- PROBLEM TO WORK ON -
Collect all lines from the records below that include the word "name".

[Extracted records]

────────────────

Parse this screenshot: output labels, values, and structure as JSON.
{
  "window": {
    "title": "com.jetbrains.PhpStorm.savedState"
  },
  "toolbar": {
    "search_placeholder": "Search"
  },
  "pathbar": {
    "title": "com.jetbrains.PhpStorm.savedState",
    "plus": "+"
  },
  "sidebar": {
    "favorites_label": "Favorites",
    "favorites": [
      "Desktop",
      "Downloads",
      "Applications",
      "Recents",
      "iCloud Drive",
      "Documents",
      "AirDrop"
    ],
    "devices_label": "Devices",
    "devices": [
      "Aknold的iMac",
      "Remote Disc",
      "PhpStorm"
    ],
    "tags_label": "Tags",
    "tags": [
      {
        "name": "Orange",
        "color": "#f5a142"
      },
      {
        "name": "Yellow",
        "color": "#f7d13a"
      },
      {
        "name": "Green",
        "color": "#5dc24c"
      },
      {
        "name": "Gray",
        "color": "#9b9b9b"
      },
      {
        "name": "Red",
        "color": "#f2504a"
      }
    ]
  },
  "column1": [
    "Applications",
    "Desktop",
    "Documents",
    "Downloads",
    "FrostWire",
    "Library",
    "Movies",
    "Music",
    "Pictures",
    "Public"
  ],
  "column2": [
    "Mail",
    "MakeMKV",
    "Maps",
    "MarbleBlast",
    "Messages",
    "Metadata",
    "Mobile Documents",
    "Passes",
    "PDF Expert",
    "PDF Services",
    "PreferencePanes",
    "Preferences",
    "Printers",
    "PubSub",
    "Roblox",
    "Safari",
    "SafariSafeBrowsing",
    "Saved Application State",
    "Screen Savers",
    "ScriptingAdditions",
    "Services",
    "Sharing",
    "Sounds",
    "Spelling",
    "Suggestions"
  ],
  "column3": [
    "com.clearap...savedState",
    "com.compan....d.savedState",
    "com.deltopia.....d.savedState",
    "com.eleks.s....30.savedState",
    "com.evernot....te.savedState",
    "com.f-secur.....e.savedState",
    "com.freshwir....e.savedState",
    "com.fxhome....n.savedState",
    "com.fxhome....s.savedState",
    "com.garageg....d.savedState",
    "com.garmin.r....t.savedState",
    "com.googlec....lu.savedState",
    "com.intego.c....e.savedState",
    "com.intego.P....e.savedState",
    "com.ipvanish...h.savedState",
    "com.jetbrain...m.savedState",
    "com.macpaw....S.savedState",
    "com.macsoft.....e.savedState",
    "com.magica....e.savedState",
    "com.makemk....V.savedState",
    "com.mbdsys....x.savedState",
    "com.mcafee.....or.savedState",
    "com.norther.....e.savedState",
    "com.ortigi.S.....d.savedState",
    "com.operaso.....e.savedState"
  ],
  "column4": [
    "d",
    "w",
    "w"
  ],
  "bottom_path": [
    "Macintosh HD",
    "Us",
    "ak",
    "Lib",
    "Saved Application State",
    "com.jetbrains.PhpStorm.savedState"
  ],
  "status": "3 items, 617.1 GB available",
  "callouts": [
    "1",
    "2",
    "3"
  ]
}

────────────────

- RESPONSE TO THE TASK -
        "name": "Orange",
        "name": "Yellow",
        "name": "Green",
        "name": "Gray",
        "name": "Red",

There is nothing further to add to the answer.